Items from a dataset
----
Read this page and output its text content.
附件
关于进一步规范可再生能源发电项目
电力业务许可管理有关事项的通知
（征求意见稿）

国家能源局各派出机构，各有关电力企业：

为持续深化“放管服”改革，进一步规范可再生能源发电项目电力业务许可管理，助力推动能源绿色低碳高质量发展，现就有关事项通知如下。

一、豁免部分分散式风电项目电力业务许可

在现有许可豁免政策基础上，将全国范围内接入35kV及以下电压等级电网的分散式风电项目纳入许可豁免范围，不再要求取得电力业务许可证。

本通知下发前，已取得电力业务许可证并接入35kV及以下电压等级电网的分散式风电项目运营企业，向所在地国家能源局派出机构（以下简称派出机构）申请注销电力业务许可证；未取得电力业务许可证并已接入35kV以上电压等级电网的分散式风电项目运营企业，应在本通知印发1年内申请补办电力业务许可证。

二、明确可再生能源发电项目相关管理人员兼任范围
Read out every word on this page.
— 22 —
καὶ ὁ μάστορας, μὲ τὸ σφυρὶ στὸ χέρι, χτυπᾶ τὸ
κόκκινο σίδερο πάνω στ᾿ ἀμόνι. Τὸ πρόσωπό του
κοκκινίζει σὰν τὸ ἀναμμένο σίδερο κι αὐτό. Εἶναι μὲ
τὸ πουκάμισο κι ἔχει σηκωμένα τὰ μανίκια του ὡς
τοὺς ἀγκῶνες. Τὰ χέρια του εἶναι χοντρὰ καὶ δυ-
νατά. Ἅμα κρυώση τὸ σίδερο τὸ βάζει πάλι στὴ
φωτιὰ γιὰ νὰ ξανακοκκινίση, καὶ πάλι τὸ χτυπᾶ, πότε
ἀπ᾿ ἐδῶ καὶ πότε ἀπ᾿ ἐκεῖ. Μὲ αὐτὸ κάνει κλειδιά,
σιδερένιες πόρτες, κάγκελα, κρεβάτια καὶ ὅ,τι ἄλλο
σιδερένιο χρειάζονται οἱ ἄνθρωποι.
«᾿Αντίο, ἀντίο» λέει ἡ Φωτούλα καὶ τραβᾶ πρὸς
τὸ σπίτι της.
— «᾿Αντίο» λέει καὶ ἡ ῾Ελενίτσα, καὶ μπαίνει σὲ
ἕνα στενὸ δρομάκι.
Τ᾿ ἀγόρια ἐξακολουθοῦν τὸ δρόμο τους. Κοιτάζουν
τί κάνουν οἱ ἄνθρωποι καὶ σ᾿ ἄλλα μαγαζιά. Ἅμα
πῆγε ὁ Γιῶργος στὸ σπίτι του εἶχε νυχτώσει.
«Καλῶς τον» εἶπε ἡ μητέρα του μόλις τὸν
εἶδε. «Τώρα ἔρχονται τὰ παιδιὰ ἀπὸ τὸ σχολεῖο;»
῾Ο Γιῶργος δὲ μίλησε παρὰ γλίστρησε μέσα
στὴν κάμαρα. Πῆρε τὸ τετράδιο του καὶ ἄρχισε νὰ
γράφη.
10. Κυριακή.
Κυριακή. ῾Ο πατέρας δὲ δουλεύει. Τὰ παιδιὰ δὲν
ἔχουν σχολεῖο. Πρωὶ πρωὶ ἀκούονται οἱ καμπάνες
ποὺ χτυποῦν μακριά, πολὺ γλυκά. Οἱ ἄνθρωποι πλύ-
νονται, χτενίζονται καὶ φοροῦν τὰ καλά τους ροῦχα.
----
## Your objective
Please output the entire listing exactly as it stands.

## Output for this task
Read this page and output its text content.
附件
关于进一步规范可再生能源发电项目
电力业务许可管理有关事项的通知
（征求意见稿）

国家能源局各派出机构，各有关电力企业：

为持续深化“放管服”改革，进一步规范可再生能源发电项目电力业务许可管理，助力推动能源绿色低碳高质量发展，现就有关事项通知如下。

一、豁免部分分散式风电项目电力业务许可

在现有许可豁免政策基础上，将全国范围内接入35kV及以下电压等级电网的分散式风电项目纳入许可豁免范围，不再要求取得电力业务许可证。

本通知下发前，已取得电力业务许可证并接入35kV及以下电压等级电网的分散式风电项目运营企业，向所在地国家能源局派出机构（以下简称派出机构）申请注销电力业务许可证；未取得电力业务许可证并已接入35kV以上电压等级电网的分散式风电项目运营企业，应在本通知印发1年内申请补办电力业务许可证。

二、明确可再生能源发电项目相关管理人员兼任范围
Read out every word on this page.
— 22 —
καὶ ὁ μάστορας, μὲ τὸ σφυρὶ στὸ χέρι, χτυπᾶ τὸ
κόκκινο σίδερο πάνω στ᾿ ἀμόνι. Τὸ πρόσωπό του
κοκκινίζει σὰν τὸ ἀναμμένο σίδερο κι αὐτό. Εἶναι μὲ
τὸ πουκάμισο κι ἔχει σηκωμένα τὰ μανίκια του ὡς
τοὺς ἀγκῶνες. Τὰ χέρια του εἶναι χοντρὰ καὶ δυ-
νατά. Ἅμα κρυώση τὸ σίδερο τὸ βάζει πάλι στὴ
φωτιὰ γιὰ νὰ ξανακοκκινίση, καὶ πάλι τὸ χτυπᾶ, πότε
ἀπ᾿ ἐδῶ καὶ πότε ἀπ᾿ ἐκεῖ. Μὲ αὐτὸ κάνει κλειδιά,
σιδερένιες πόρτες, κάγκελα, κρεβάτια καὶ ὅ,τι ἄλλο
σιδερένιο χρειάζονται οἱ ἄνθρωποι.
«᾿Αντίο, ἀντίο» λέει ἡ Φωτούλα καὶ τραβᾶ πρὸς
τὸ σπίτι της.
— «᾿Αντίο» λέει καὶ ἡ ῾Ελενίτσα, καὶ μπαίνει σὲ
ἕνα στενὸ δρομάκι.
Τ᾿ ἀγόρια ἐξακολουθοῦν τὸ δρόμο τους. Κοιτάζουν
τί κάνουν οἱ ἄνθρωποι καὶ σ᾿ ἄλλα μαγαζιά. Ἅμα
πῆγε ὁ Γιῶργος στὸ σπίτι του εἶχε νυχτώσει.
«Καλῶς τον» εἶπε ἡ μητέρα του μόλις τὸν
εἶδε. «Τώρα ἔρχονται τὰ παιδιὰ ἀπὸ τὸ σχολεῖο;»
῾Ο Γιῶργος δὲ μίλησε παρὰ γλίστρησε μέσα
στὴν κάμαρα. Πῆρε τὸ τετράδιο του καὶ ἄρχισε νὰ
γράφη.
10. Κυριακή.
Κυριακή. ῾Ο πατέρας δὲ δουλεύει. Τὰ παιδιὰ δὲν
ἔχουν σχολεῖο. Πρωὶ πρωὶ ἀκούονται οἱ καμπάνες
ποὺ χτυποῦν μακριά, πολὺ γλυκά. Οἱ ἄνθρωποι πλύ-
νονται, χτενίζονται καὶ φοροῦν τὰ καλά τους ροῦχα.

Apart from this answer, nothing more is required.